Saved entries:
(begin)
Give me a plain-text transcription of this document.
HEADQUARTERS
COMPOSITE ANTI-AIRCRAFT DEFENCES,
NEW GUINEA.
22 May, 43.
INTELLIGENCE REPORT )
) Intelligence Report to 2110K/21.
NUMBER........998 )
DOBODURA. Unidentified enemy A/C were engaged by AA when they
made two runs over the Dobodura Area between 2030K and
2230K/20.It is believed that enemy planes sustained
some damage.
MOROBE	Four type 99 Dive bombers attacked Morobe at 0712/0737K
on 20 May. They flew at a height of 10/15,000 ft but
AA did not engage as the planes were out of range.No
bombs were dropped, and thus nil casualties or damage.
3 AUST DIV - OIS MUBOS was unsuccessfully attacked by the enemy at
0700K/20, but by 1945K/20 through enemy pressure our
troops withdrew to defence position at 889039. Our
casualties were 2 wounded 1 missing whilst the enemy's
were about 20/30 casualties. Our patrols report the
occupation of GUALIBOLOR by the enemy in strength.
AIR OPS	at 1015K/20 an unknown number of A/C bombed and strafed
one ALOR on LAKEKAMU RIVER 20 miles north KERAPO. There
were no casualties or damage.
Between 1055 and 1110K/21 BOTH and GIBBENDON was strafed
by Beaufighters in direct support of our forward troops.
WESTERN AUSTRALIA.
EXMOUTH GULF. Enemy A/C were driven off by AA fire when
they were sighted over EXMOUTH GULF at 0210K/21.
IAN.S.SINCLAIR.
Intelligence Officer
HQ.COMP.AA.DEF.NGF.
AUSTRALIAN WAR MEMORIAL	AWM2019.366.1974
(end)
Report every line in the data above in which the word "over" appears.

made two runs over the Dobodura Area between 2030K and
they were sighted over EXMOUTH GULF at 0210K/21.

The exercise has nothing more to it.